Instructions to follow: Each line below should be retyped exactly, with no pictures.

Figure data in JSON
— start —
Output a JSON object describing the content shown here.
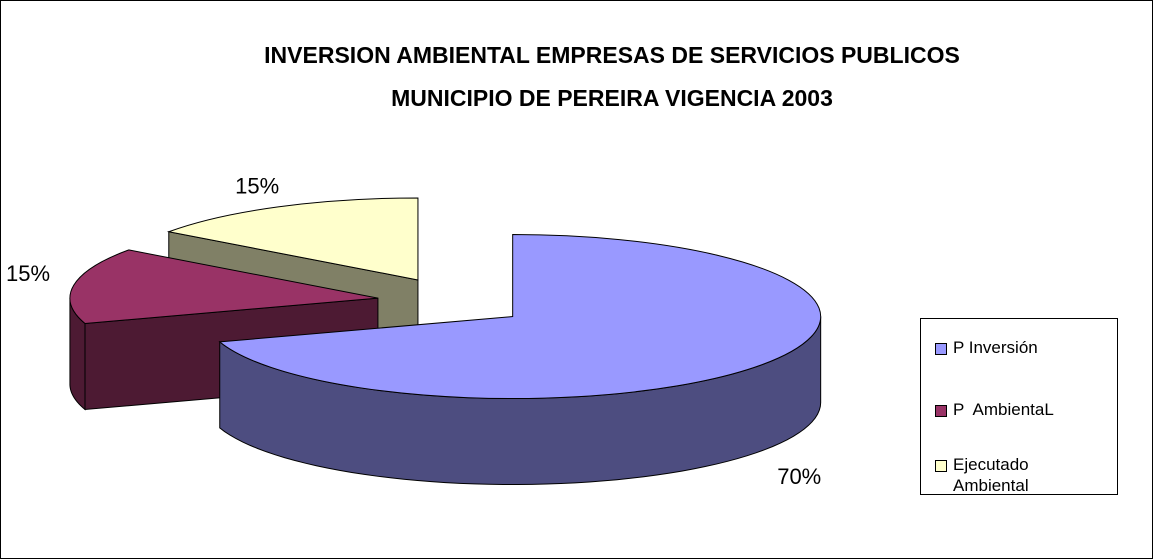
{
  "chart_data": {
    "type": "pie3d",
    "title": [
      "INVERSION AMBIENTAL EMPRESAS DE SERVICIOS PUBLICOS",
      "MUNICIPIO DE PEREIRA VIGENCIA 2003"
    ],
    "categories": [
      "P Inversión",
      "P  AmbientaL",
      "Ejecutado Ambiental"
    ],
    "values": [
      70,
      15,
      15
    ],
    "value_labels": [
      "70%",
      "15%",
      "15%"
    ],
    "colors": [
      "#9999ff",
      "#993366",
      "#ffffcc"
    ],
    "legend": "right"
  }
}
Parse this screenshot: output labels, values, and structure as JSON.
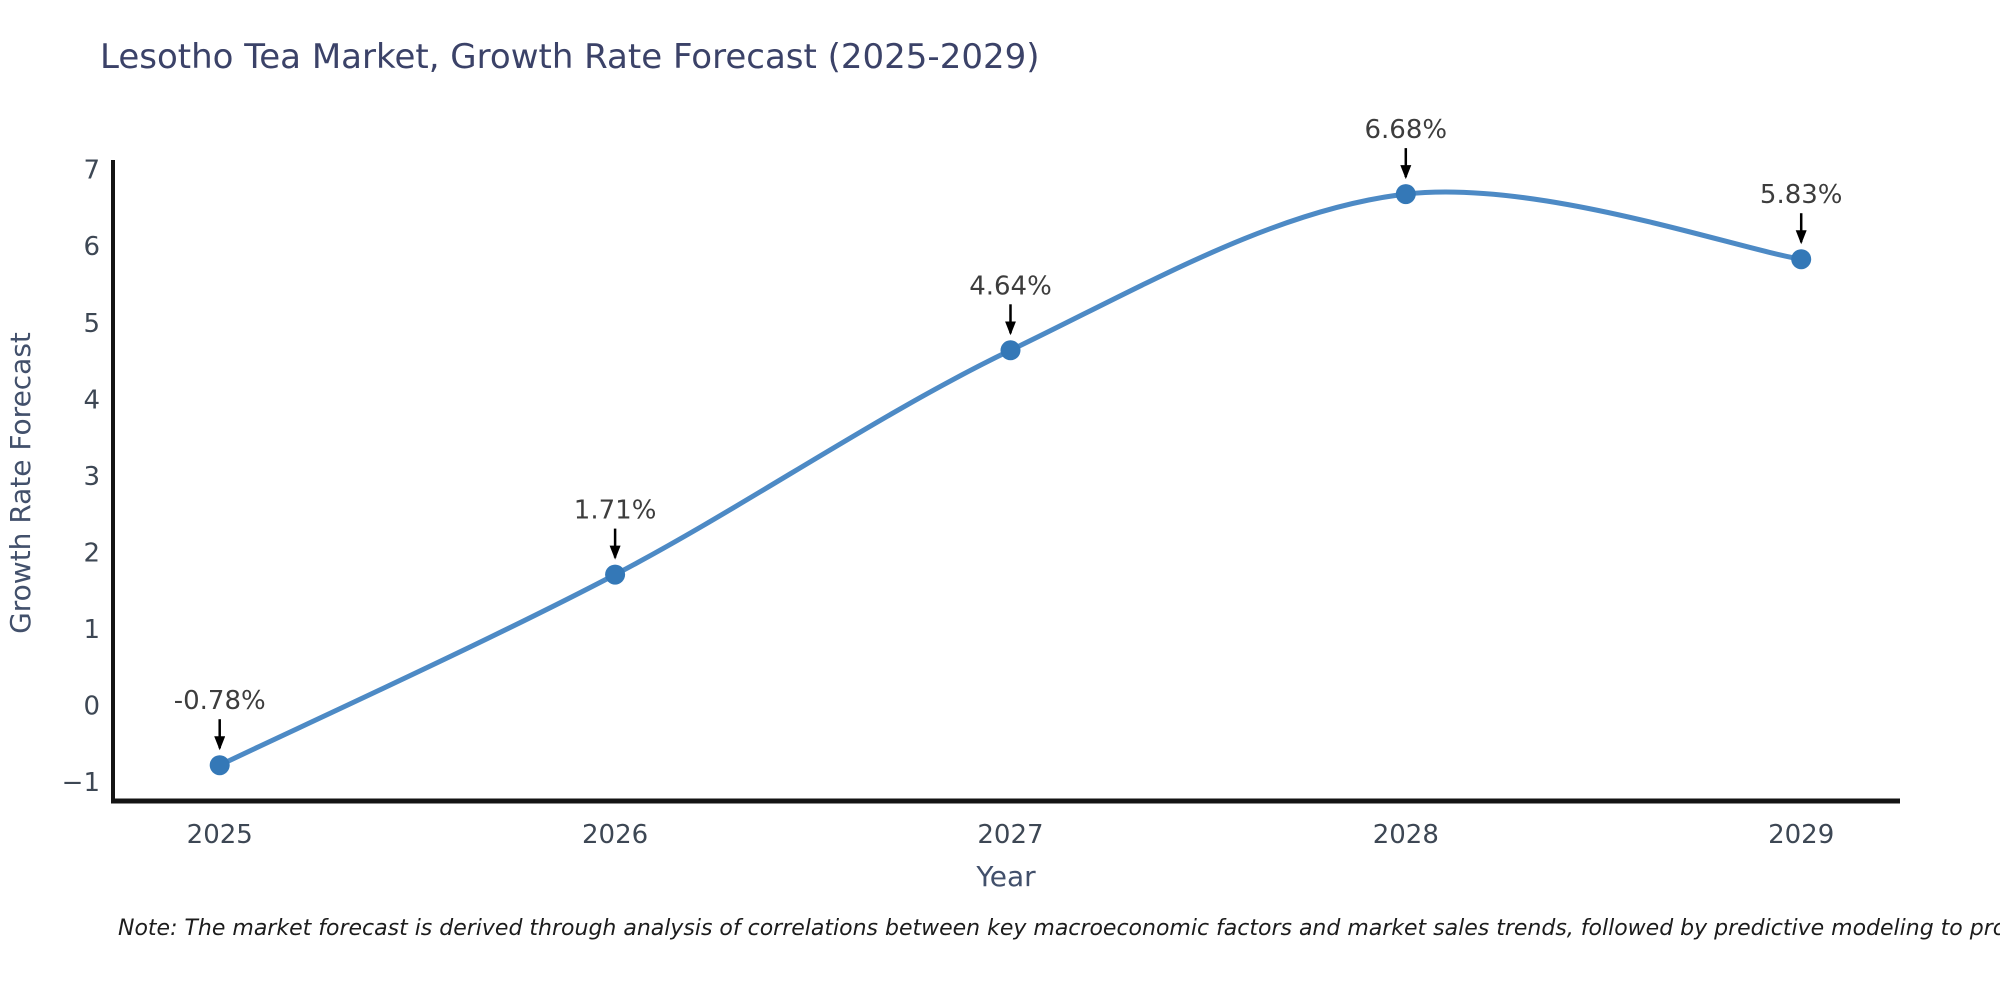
{
  "note": "Note: The market forecast is derived through analysis of correlations between key macroeconomic factors and market sales trends, followed by predictive modeling to project future sales",
  "chart_data": {
    "type": "line",
    "title": "Lesotho Tea Market, Growth Rate Forecast (2025-2029)",
    "xlabel": "Year",
    "ylabel": "Growth Rate Forecast",
    "x": [
      2025,
      2026,
      2027,
      2028,
      2029
    ],
    "y": [
      -0.78,
      1.71,
      4.64,
      6.68,
      5.83
    ],
    "point_labels": [
      "-0.78%",
      "1.71%",
      "4.64%",
      "6.68%",
      "5.83%"
    ],
    "xtick_labels": [
      "2025",
      "2026",
      "2027",
      "2028",
      "2029"
    ],
    "ytick_values": [
      7,
      6,
      5,
      4,
      3,
      2,
      1,
      0,
      -1
    ],
    "ytick_labels": [
      "7",
      "6",
      "5",
      "4",
      "3",
      "2",
      "1",
      "0",
      "−1"
    ],
    "xlim": [
      2024.73,
      2029.25
    ],
    "ylim": [
      -1.3,
      7.1
    ],
    "line_shape": "spline",
    "grid": false,
    "legend": "none",
    "markers": true,
    "annotations_have_arrows": true,
    "colors": {
      "line": "#4d8ac5",
      "marker": "#3478b7",
      "axis_line": "#141414",
      "title": "#3b4268",
      "axis_title": "#42506b",
      "tick": "#3d4754",
      "annotation_text": "#3d3d3d",
      "annotation_arrow": "#000000",
      "note_text": "#1c1c1c",
      "background": "#ffffff"
    }
  }
}
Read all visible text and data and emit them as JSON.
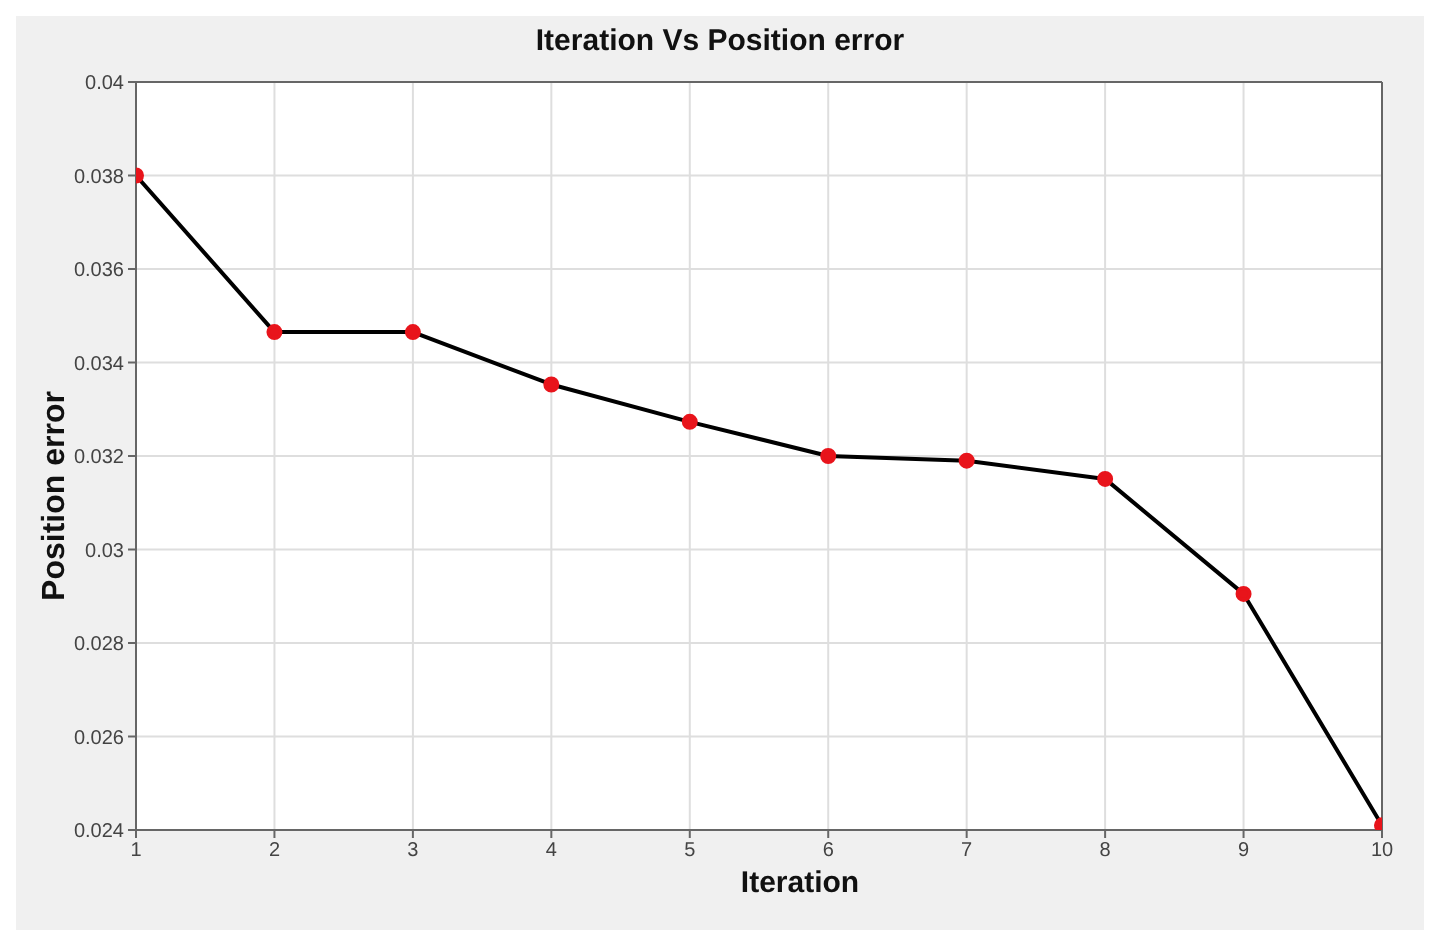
{
  "chart_data": {
    "type": "line",
    "title": "Iteration Vs Position error",
    "xlabel": "Iteration",
    "ylabel": "Position error",
    "x": [
      1,
      2,
      3,
      4,
      5,
      6,
      7,
      8,
      9,
      10
    ],
    "series": [
      {
        "color": "#000000",
        "values": [
          0.038,
          0.03465,
          0.03465,
          0.03353,
          0.03273,
          0.032,
          0.0319,
          0.03151,
          0.02905,
          0.0241
        ]
      }
    ],
    "xlim": [
      1,
      10
    ],
    "xticks": [
      1,
      2,
      3,
      4,
      5,
      6,
      7,
      8,
      9,
      10
    ],
    "ylim": [
      0.024,
      0.04
    ],
    "yticks": [
      0.024,
      0.026,
      0.028,
      0.03,
      0.032,
      0.034,
      0.036,
      0.038,
      0.04
    ],
    "grid": true,
    "marker": "circle",
    "line_style": "solid",
    "legend": false
  }
}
— end —
Output for this task:
Output a JSON object describing the content shown here.
{
  "chart_data": {
    "type": "pie3d",
    "title": [
      "INVERSION AMBIENTAL EMPRESAS DE SERVICIOS PUBLICOS",
      "MUNICIPIO DE PEREIRA VIGENCIA 2003"
    ],
    "categories": [
      "P Inversión",
      "P  AmbientaL",
      "Ejecutado Ambiental"
    ],
    "values": [
      70,
      15,
      15
    ],
    "value_labels": [
      "70%",
      "15%",
      "15%"
    ],
    "colors": [
      "#9999ff",
      "#993366",
      "#ffffcc"
    ],
    "legend": "right"
  }
}
Parse this screenshot: output labels, values, and structure as JSON.
{
  "note": "Note: The market forecast is derived through analysis of correlations between key macroeconomic factors and market sales trends, followed by predictive modeling to project future sales",
  "chart_data": {
    "type": "line",
    "title": "Lesotho Tea Market, Growth Rate Forecast (2025-2029)",
    "xlabel": "Year",
    "ylabel": "Growth Rate Forecast",
    "x": [
      2025,
      2026,
      2027,
      2028,
      2029
    ],
    "y": [
      -0.78,
      1.71,
      4.64,
      6.68,
      5.83
    ],
    "point_labels": [
      "-0.78%",
      "1.71%",
      "4.64%",
      "6.68%",
      "5.83%"
    ],
    "xtick_labels": [
      "2025",
      "2026",
      "2027",
      "2028",
      "2029"
    ],
    "ytick_values": [
      7,
      6,
      5,
      4,
      3,
      2,
      1,
      0,
      -1
    ],
    "ytick_labels": [
      "7",
      "6",
      "5",
      "4",
      "3",
      "2",
      "1",
      "0",
      "−1"
    ],
    "xlim": [
      2024.73,
      2029.25
    ],
    "ylim": [
      -1.3,
      7.1
    ],
    "line_shape": "spline",
    "grid": false,
    "legend": "none",
    "markers": true,
    "annotations_have_arrows": true,
    "colors": {
      "line": "#4d8ac5",
      "marker": "#3478b7",
      "axis_line": "#141414",
      "title": "#3b4268",
      "axis_title": "#42506b",
      "tick": "#3d4754",
      "annotation_text": "#3d3d3d",
      "annotation_arrow": "#000000",
      "note_text": "#1c1c1c",
      "background": "#ffffff"
    }
  }
}
Read all visible text and data and emit them as JSON.
{
  "chart_data": {
    "type": "line",
    "title": "Iteration Vs Position error",
    "xlabel": "Iteration",
    "ylabel": "Position error",
    "x": [
      1,
      2,
      3,
      4,
      5,
      6,
      7,
      8,
      9,
      10
    ],
    "series": [
      {
        "color": "#000000",
        "values": [
          0.038,
          0.03465,
          0.03465,
          0.03353,
          0.03273,
          0.032,
          0.0319,
          0.03151,
          0.02905,
          0.0241
        ]
      }
    ],
    "xlim": [
      1,
      10
    ],
    "xticks": [
      1,
      2,
      3,
      4,
      5,
      6,
      7,
      8,
      9,
      10
    ],
    "ylim": [
      0.024,
      0.04
    ],
    "yticks": [
      0.024,
      0.026,
      0.028,
      0.03,
      0.032,
      0.034,
      0.036,
      0.038,
      0.04
    ],
    "grid": true,
    "marker": "circle",
    "line_style": "solid",
    "legend": false
  }
}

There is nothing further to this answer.